• **YOUR OBJECTIVE**
Reproduce the material in full, exactly as written.

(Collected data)
• • •
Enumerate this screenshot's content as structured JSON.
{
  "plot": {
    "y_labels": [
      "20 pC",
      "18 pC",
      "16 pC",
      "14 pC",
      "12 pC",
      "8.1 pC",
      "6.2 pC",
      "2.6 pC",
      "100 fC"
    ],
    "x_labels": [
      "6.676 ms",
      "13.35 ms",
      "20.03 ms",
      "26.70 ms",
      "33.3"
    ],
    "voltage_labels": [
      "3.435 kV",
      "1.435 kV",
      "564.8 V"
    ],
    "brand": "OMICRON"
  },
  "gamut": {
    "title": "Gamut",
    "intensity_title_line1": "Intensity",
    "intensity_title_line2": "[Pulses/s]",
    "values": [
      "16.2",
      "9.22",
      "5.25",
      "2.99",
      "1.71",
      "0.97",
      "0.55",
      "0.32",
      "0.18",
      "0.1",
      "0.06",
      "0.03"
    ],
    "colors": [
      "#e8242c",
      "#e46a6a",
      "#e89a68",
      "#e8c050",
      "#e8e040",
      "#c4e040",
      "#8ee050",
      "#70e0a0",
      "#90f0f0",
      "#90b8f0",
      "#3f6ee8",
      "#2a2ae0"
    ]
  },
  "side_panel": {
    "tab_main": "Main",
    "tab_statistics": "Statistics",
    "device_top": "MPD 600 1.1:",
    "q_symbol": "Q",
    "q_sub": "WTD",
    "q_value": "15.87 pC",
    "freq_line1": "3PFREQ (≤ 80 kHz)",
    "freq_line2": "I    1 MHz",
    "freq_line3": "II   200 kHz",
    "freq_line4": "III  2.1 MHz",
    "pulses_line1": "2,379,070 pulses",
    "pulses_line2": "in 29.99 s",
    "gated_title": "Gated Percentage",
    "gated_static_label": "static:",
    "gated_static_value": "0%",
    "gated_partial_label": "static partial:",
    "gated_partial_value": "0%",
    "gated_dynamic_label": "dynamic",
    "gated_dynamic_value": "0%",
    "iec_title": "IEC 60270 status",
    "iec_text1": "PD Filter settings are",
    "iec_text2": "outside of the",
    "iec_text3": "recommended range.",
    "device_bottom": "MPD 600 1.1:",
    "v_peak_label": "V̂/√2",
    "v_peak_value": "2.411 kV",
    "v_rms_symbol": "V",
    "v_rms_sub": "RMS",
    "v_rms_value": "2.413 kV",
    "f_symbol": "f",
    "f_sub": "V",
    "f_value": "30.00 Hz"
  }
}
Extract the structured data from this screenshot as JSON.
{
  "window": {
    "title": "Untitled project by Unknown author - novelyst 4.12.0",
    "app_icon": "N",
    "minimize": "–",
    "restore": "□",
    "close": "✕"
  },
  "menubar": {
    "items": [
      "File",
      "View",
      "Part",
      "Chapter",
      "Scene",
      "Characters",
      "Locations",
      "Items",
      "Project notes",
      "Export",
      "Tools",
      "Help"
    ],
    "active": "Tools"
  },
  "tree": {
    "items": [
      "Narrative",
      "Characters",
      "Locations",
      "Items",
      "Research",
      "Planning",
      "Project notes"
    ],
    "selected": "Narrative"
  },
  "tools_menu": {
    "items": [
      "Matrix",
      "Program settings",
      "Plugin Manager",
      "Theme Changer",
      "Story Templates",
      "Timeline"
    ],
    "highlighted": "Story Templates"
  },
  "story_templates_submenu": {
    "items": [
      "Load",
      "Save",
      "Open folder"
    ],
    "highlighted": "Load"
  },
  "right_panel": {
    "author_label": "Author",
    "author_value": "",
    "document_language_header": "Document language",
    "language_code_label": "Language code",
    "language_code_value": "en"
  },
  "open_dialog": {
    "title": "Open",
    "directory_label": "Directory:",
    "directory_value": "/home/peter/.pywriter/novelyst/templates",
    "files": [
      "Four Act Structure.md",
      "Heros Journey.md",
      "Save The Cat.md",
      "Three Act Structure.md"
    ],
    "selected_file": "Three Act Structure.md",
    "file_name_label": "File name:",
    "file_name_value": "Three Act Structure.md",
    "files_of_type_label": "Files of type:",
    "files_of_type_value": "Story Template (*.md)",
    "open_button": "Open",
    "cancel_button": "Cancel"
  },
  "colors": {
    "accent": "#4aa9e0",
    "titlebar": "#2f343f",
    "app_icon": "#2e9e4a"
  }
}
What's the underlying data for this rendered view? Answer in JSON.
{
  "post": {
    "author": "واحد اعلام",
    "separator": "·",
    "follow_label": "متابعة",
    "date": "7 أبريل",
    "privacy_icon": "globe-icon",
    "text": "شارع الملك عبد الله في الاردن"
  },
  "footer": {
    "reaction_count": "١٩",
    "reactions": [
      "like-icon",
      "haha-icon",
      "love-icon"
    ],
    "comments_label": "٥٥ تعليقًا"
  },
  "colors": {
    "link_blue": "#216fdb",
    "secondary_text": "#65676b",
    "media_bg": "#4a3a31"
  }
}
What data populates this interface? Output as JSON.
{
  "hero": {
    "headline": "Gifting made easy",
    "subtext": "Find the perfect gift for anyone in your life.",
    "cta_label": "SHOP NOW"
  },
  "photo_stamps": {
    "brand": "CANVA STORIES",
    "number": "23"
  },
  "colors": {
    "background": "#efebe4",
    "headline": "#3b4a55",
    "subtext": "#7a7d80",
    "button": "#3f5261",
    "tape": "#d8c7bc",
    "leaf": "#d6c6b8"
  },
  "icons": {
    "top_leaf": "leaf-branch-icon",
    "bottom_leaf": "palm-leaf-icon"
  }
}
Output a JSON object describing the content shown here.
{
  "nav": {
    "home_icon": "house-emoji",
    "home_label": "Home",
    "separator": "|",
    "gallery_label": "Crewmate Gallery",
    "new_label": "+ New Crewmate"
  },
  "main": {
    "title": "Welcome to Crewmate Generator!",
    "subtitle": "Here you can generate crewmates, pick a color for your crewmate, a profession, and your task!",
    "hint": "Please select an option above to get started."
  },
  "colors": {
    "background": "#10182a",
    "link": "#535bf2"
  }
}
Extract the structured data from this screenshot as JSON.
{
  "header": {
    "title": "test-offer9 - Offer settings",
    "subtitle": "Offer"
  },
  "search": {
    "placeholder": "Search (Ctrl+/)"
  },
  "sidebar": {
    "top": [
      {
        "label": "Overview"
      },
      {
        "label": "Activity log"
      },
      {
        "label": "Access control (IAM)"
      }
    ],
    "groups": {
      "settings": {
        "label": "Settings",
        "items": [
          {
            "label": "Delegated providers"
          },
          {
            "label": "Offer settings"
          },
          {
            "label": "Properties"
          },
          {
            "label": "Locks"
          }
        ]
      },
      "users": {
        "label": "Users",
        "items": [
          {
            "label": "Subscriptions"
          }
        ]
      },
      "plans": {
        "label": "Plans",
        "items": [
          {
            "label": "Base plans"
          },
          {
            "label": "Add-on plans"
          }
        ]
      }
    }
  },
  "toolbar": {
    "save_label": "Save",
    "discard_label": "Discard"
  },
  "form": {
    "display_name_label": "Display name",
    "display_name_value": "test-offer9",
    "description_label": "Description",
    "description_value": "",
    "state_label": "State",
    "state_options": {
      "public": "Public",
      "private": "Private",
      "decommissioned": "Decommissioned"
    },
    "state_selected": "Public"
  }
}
• • •
• **SOLUTION FOR THIS TASK**
Enumerate this screenshot's content as structured JSON.
{
  "plot": {
    "y_labels": [
      "20 pC",
      "18 pC",
      "16 pC",
      "14 pC",
      "12 pC",
      "8.1 pC",
      "6.2 pC",
      "2.6 pC",
      "100 fC"
    ],
    "x_labels": [
      "6.676 ms",
      "13.35 ms",
      "20.03 ms",
      "26.70 ms",
      "33.3"
    ],
    "voltage_labels": [
      "3.435 kV",
      "1.435 kV",
      "564.8 V"
    ],
    "brand": "OMICRON"
  },
  "gamut": {
    "title": "Gamut",
    "intensity_title_line1": "Intensity",
    "intensity_title_line2": "[Pulses/s]",
    "values": [
      "16.2",
      "9.22",
      "5.25",
      "2.99",
      "1.71",
      "0.97",
      "0.55",
      "0.32",
      "0.18",
      "0.1",
      "0.06",
      "0.03"
    ],
    "colors": [
      "#e8242c",
      "#e46a6a",
      "#e89a68",
      "#e8c050",
      "#e8e040",
      "#c4e040",
      "#8ee050",
      "#70e0a0",
      "#90f0f0",
      "#90b8f0",
      "#3f6ee8",
      "#2a2ae0"
    ]
  },
  "side_panel": {
    "tab_main": "Main",
    "tab_statistics": "Statistics",
    "device_top": "MPD 600 1.1:",
    "q_symbol": "Q",
    "q_sub": "WTD",
    "q_value": "15.87 pC",
    "freq_line1": "3PFREQ (≤ 80 kHz)",
    "freq_line2": "I    1 MHz",
    "freq_line3": "II   200 kHz",
    "freq_line4": "III  2.1 MHz",
    "pulses_line1": "2,379,070 pulses",
    "pulses_line2": "in 29.99 s",
    "gated_title": "Gated Percentage",
    "gated_static_label": "static:",
    "gated_static_value": "0%",
    "gated_partial_label": "static partial:",
    "gated_partial_value": "0%",
    "gated_dynamic_label": "dynamic",
    "gated_dynamic_value": "0%",
    "iec_title": "IEC 60270 status",
    "iec_text1": "PD Filter settings are",
    "iec_text2": "outside of the",
    "iec_text3": "recommended range.",
    "device_bottom": "MPD 600 1.1:",
    "v_peak_label": "V̂/√2",
    "v_peak_value": "2.411 kV",
    "v_rms_symbol": "V",
    "v_rms_sub": "RMS",
    "v_rms_value": "2.413 kV",
    "f_symbol": "f",
    "f_sub": "V",
    "f_value": "30.00 Hz"
  }
}
Extract the structured data from this screenshot as JSON.
{
  "window": {
    "title": "Untitled project by Unknown author - novelyst 4.12.0",
    "app_icon": "N",
    "minimize": "–",
    "restore": "□",
    "close": "✕"
  },
  "menubar": {
    "items": [
      "File",
      "View",
      "Part",
      "Chapter",
      "Scene",
      "Characters",
      "Locations",
      "Items",
      "Project notes",
      "Export",
      "Tools",
      "Help"
    ],
    "active": "Tools"
  },
  "tree": {
    "items": [
      "Narrative",
      "Characters",
      "Locations",
      "Items",
      "Research",
      "Planning",
      "Project notes"
    ],
    "selected": "Narrative"
  },
  "tools_menu": {
    "items": [
      "Matrix",
      "Program settings",
      "Plugin Manager",
      "Theme Changer",
      "Story Templates",
      "Timeline"
    ],
    "highlighted": "Story Templates"
  },
  "story_templates_submenu": {
    "items": [
      "Load",
      "Save",
      "Open folder"
    ],
    "highlighted": "Load"
  },
  "right_panel": {
    "author_label": "Author",
    "author_value": "",
    "document_language_header": "Document language",
    "language_code_label": "Language code",
    "language_code_value": "en"
  },
  "open_dialog": {
    "title": "Open",
    "directory_label": "Directory:",
    "directory_value": "/home/peter/.pywriter/novelyst/templates",
    "files": [
      "Four Act Structure.md",
      "Heros Journey.md",
      "Save The Cat.md",
      "Three Act Structure.md"
    ],
    "selected_file": "Three Act Structure.md",
    "file_name_label": "File name:",
    "file_name_value": "Three Act Structure.md",
    "files_of_type_label": "Files of type:",
    "files_of_type_value": "Story Template (*.md)",
    "open_button": "Open",
    "cancel_button": "Cancel"
  },
  "colors": {
    "accent": "#4aa9e0",
    "titlebar": "#2f343f",
    "app_icon": "#2e9e4a"
  }
}
What's the underlying data for this rendered view? Answer in JSON.
{
  "post": {
    "author": "واحد اعلام",
    "separator": "·",
    "follow_label": "متابعة",
    "date": "7 أبريل",
    "privacy_icon": "globe-icon",
    "text": "شارع الملك عبد الله في الاردن"
  },
  "footer": {
    "reaction_count": "١٩",
    "reactions": [
      "like-icon",
      "haha-icon",
      "love-icon"
    ],
    "comments_label": "٥٥ تعليقًا"
  },
  "colors": {
    "link_blue": "#216fdb",
    "secondary_text": "#65676b",
    "media_bg": "#4a3a31"
  }
}
What data populates this interface? Output as JSON.
{
  "hero": {
    "headline": "Gifting made easy",
    "subtext": "Find the perfect gift for anyone in your life.",
    "cta_label": "SHOP NOW"
  },
  "photo_stamps": {
    "brand": "CANVA STORIES",
    "number": "23"
  },
  "colors": {
    "background": "#efebe4",
    "headline": "#3b4a55",
    "subtext": "#7a7d80",
    "button": "#3f5261",
    "tape": "#d8c7bc",
    "leaf": "#d6c6b8"
  },
  "icons": {
    "top_leaf": "leaf-branch-icon",
    "bottom_leaf": "palm-leaf-icon"
  }
}
Output a JSON object describing the content shown here.
{
  "nav": {
    "home_icon": "house-emoji",
    "home_label": "Home",
    "separator": "|",
    "gallery_label": "Crewmate Gallery",
    "new_label": "+ New Crewmate"
  },
  "main": {
    "title": "Welcome to Crewmate Generator!",
    "subtitle": "Here you can generate crewmates, pick a color for your crewmate, a profession, and your task!",
    "hint": "Please select an option above to get started."
  },
  "colors": {
    "background": "#10182a",
    "link": "#535bf2"
  }
}
Extract the structured data from this screenshot as JSON.
{
  "header": {
    "title": "test-offer9 - Offer settings",
    "subtitle": "Offer"
  },
  "search": {
    "placeholder": "Search (Ctrl+/)"
  },
  "sidebar": {
    "top": [
      {
        "label": "Overview"
      },
      {
        "label": "Activity log"
      },
      {
        "label": "Access control (IAM)"
      }
    ],
    "groups": {
      "settings": {
        "label": "Settings",
        "items": [
          {
            "label": "Delegated providers"
          },
          {
            "label": "Offer settings"
          },
          {
            "label": "Properties"
          },
          {
            "label": "Locks"
          }
        ]
      },
      "users": {
        "label": "Users",
        "items": [
          {
            "label": "Subscriptions"
          }
        ]
      },
      "plans": {
        "label": "Plans",
        "items": [
          {
            "label": "Base plans"
          },
          {
            "label": "Add-on plans"
          }
        ]
      }
    }
  },
  "toolbar": {
    "save_label": "Save",
    "discard_label": "Discard"
  },
  "form": {
    "display_name_label": "Display name",
    "display_name_value": "test-offer9",
    "description_label": "Description",
    "description_value": "",
    "state_label": "State",
    "state_options": {
      "public": "Public",
      "private": "Private",
      "decommissioned": "Decommissioned"
    },
    "state_selected": "Public"
  }
}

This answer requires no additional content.